**What you will do**
Copy out each line of the material below with no changes.

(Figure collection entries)
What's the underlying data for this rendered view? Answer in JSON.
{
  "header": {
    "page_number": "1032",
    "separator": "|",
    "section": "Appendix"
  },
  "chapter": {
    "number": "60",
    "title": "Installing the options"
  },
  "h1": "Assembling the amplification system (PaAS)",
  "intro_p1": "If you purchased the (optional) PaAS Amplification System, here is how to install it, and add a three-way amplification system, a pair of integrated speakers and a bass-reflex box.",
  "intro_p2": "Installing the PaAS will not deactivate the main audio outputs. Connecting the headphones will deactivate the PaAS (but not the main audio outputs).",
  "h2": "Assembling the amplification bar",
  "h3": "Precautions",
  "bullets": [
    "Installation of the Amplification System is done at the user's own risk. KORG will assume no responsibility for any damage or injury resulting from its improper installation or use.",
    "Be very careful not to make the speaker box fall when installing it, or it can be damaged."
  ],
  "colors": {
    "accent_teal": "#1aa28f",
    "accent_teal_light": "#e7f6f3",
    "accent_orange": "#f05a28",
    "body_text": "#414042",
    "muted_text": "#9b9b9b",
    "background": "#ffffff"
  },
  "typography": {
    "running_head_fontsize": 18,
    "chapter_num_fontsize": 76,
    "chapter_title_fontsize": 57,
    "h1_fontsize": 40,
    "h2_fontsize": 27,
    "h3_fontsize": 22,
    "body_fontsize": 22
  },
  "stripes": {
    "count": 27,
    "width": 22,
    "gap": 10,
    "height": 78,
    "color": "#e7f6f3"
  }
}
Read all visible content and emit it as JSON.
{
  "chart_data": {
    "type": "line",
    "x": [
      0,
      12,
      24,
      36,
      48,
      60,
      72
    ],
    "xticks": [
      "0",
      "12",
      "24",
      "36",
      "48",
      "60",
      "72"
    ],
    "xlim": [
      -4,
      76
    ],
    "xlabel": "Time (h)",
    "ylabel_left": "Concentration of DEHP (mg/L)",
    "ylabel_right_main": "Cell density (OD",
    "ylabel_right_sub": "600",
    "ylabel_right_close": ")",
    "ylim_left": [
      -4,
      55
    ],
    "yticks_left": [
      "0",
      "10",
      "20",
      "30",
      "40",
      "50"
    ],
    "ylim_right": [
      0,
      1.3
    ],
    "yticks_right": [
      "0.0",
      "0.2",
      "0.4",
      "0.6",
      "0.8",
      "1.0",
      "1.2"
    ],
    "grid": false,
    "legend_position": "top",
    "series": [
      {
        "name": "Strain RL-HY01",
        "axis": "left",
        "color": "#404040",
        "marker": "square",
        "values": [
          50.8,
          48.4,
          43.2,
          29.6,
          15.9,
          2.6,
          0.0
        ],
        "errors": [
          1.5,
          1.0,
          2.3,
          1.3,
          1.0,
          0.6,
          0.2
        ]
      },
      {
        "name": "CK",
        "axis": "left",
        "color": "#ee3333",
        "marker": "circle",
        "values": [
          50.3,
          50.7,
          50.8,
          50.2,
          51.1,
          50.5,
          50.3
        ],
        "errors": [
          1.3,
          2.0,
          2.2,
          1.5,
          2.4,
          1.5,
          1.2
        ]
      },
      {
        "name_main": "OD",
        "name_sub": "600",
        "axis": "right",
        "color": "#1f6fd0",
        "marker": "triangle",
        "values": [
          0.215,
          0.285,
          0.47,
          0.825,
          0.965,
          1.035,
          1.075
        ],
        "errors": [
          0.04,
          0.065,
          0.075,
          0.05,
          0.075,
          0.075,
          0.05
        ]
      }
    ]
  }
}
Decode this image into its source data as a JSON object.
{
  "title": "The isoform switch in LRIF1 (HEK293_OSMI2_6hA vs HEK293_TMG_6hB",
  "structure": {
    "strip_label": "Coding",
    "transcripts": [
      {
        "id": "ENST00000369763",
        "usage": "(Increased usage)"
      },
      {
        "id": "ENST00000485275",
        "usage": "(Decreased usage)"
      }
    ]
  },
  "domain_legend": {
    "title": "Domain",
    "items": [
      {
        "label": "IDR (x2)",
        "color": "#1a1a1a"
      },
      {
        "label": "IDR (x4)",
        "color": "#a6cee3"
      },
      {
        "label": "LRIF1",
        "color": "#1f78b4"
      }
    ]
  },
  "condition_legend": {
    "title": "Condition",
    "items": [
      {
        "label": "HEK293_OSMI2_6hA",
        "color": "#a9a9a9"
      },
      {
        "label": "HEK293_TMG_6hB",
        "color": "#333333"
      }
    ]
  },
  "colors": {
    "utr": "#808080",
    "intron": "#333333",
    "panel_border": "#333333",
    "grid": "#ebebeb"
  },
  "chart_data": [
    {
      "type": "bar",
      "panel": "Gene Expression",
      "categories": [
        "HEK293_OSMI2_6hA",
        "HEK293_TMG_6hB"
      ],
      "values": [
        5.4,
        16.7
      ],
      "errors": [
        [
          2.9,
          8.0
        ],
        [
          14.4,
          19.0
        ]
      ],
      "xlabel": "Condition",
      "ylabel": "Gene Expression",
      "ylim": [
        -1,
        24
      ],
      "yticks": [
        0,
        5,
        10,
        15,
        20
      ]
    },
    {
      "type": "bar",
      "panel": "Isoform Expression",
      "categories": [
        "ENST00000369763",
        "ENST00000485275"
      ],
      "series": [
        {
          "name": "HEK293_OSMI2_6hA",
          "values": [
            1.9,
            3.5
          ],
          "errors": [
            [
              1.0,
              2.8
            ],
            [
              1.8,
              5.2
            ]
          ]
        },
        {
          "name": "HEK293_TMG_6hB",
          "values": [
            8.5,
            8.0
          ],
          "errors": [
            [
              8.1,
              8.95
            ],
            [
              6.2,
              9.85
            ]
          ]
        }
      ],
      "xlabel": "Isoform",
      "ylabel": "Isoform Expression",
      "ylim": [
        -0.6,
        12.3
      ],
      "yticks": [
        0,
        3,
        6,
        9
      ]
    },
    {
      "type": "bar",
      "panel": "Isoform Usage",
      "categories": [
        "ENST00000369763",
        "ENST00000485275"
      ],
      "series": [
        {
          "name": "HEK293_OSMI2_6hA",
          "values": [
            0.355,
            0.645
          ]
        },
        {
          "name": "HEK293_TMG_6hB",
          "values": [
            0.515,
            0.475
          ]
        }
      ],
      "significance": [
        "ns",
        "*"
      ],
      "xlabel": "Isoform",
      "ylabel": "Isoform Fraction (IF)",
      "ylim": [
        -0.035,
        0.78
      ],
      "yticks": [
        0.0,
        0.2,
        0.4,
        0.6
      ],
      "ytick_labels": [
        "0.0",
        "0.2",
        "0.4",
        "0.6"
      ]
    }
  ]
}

**Result**
What's the underlying data for this rendered view? Answer in JSON.
{
  "header": {
    "page_number": "1032",
    "separator": "|",
    "section": "Appendix"
  },
  "chapter": {
    "number": "60",
    "title": "Installing the options"
  },
  "h1": "Assembling the amplification system (PaAS)",
  "intro_p1": "If you purchased the (optional) PaAS Amplification System, here is how to install it, and add a three-way amplification system, a pair of integrated speakers and a bass-reflex box.",
  "intro_p2": "Installing the PaAS will not deactivate the main audio outputs. Connecting the headphones will deactivate the PaAS (but not the main audio outputs).",
  "h2": "Assembling the amplification bar",
  "h3": "Precautions",
  "bullets": [
    "Installation of the Amplification System is done at the user's own risk. KORG will assume no responsibility for any damage or injury resulting from its improper installation or use.",
    "Be very careful not to make the speaker box fall when installing it, or it can be damaged."
  ],
  "colors": {
    "accent_teal": "#1aa28f",
    "accent_teal_light": "#e7f6f3",
    "accent_orange": "#f05a28",
    "body_text": "#414042",
    "muted_text": "#9b9b9b",
    "background": "#ffffff"
  },
  "typography": {
    "running_head_fontsize": 18,
    "chapter_num_fontsize": 76,
    "chapter_title_fontsize": 57,
    "h1_fontsize": 40,
    "h2_fontsize": 27,
    "h3_fontsize": 22,
    "body_fontsize": 22
  },
  "stripes": {
    "count": 27,
    "width": 22,
    "gap": 10,
    "height": 78,
    "color": "#e7f6f3"
  }
}
Read all visible content and emit it as JSON.
{
  "chart_data": {
    "type": "line",
    "x": [
      0,
      12,
      24,
      36,
      48,
      60,
      72
    ],
    "xticks": [
      "0",
      "12",
      "24",
      "36",
      "48",
      "60",
      "72"
    ],
    "xlim": [
      -4,
      76
    ],
    "xlabel": "Time (h)",
    "ylabel_left": "Concentration of DEHP (mg/L)",
    "ylabel_right_main": "Cell density (OD",
    "ylabel_right_sub": "600",
    "ylabel_right_close": ")",
    "ylim_left": [
      -4,
      55
    ],
    "yticks_left": [
      "0",
      "10",
      "20",
      "30",
      "40",
      "50"
    ],
    "ylim_right": [
      0,
      1.3
    ],
    "yticks_right": [
      "0.0",
      "0.2",
      "0.4",
      "0.6",
      "0.8",
      "1.0",
      "1.2"
    ],
    "grid": false,
    "legend_position": "top",
    "series": [
      {
        "name": "Strain RL-HY01",
        "axis": "left",
        "color": "#404040",
        "marker": "square",
        "values": [
          50.8,
          48.4,
          43.2,
          29.6,
          15.9,
          2.6,
          0.0
        ],
        "errors": [
          1.5,
          1.0,
          2.3,
          1.3,
          1.0,
          0.6,
          0.2
        ]
      },
      {
        "name": "CK",
        "axis": "left",
        "color": "#ee3333",
        "marker": "circle",
        "values": [
          50.3,
          50.7,
          50.8,
          50.2,
          51.1,
          50.5,
          50.3
        ],
        "errors": [
          1.3,
          2.0,
          2.2,
          1.5,
          2.4,
          1.5,
          1.2
        ]
      },
      {
        "name_main": "OD",
        "name_sub": "600",
        "axis": "right",
        "color": "#1f6fd0",
        "marker": "triangle",
        "values": [
          0.215,
          0.285,
          0.47,
          0.825,
          0.965,
          1.035,
          1.075
        ],
        "errors": [
          0.04,
          0.065,
          0.075,
          0.05,
          0.075,
          0.075,
          0.05
        ]
      }
    ]
  }
}
Decode this image into its source data as a JSON object.
{
  "title": "The isoform switch in LRIF1 (HEK293_OSMI2_6hA vs HEK293_TMG_6hB",
  "structure": {
    "strip_label": "Coding",
    "transcripts": [
      {
        "id": "ENST00000369763",
        "usage": "(Increased usage)"
      },
      {
        "id": "ENST00000485275",
        "usage": "(Decreased usage)"
      }
    ]
  },
  "domain_legend": {
    "title": "Domain",
    "items": [
      {
        "label": "IDR (x2)",
        "color": "#1a1a1a"
      },
      {
        "label": "IDR (x4)",
        "color": "#a6cee3"
      },
      {
        "label": "LRIF1",
        "color": "#1f78b4"
      }
    ]
  },
  "condition_legend": {
    "title": "Condition",
    "items": [
      {
        "label": "HEK293_OSMI2_6hA",
        "color": "#a9a9a9"
      },
      {
        "label": "HEK293_TMG_6hB",
        "color": "#333333"
      }
    ]
  },
  "colors": {
    "utr": "#808080",
    "intron": "#333333",
    "panel_border": "#333333",
    "grid": "#ebebeb"
  },
  "chart_data": [
    {
      "type": "bar",
      "panel": "Gene Expression",
      "categories": [
        "HEK293_OSMI2_6hA",
        "HEK293_TMG_6hB"
      ],
      "values": [
        5.4,
        16.7
      ],
      "errors": [
        [
          2.9,
          8.0
        ],
        [
          14.4,
          19.0
        ]
      ],
      "xlabel": "Condition",
      "ylabel": "Gene Expression",
      "ylim": [
        -1,
        24
      ],
      "yticks": [
        0,
        5,
        10,
        15,
        20
      ]
    },
    {
      "type": "bar",
      "panel": "Isoform Expression",
      "categories": [
        "ENST00000369763",
        "ENST00000485275"
      ],
      "series": [
        {
          "name": "HEK293_OSMI2_6hA",
          "values": [
            1.9,
            3.5
          ],
          "errors": [
            [
              1.0,
              2.8
            ],
            [
              1.8,
              5.2
            ]
          ]
        },
        {
          "name": "HEK293_TMG_6hB",
          "values": [
            8.5,
            8.0
          ],
          "errors": [
            [
              8.1,
              8.95
            ],
            [
              6.2,
              9.85
            ]
          ]
        }
      ],
      "xlabel": "Isoform",
      "ylabel": "Isoform Expression",
      "ylim": [
        -0.6,
        12.3
      ],
      "yticks": [
        0,
        3,
        6,
        9
      ]
    },
    {
      "type": "bar",
      "panel": "Isoform Usage",
      "categories": [
        "ENST00000369763",
        "ENST00000485275"
      ],
      "series": [
        {
          "name": "HEK293_OSMI2_6hA",
          "values": [
            0.355,
            0.645
          ]
        },
        {
          "name": "HEK293_TMG_6hB",
          "values": [
            0.515,
            0.475
          ]
        }
      ],
      "significance": [
        "ns",
        "*"
      ],
      "xlabel": "Isoform",
      "ylabel": "Isoform Fraction (IF)",
      "ylim": [
        -0.035,
        0.78
      ],
      "yticks": [
        0.0,
        0.2,
        0.4,
        0.6
      ],
      "ytick_labels": [
        "0.0",
        "0.2",
        "0.4",
        "0.6"
      ]
    }
  ]
}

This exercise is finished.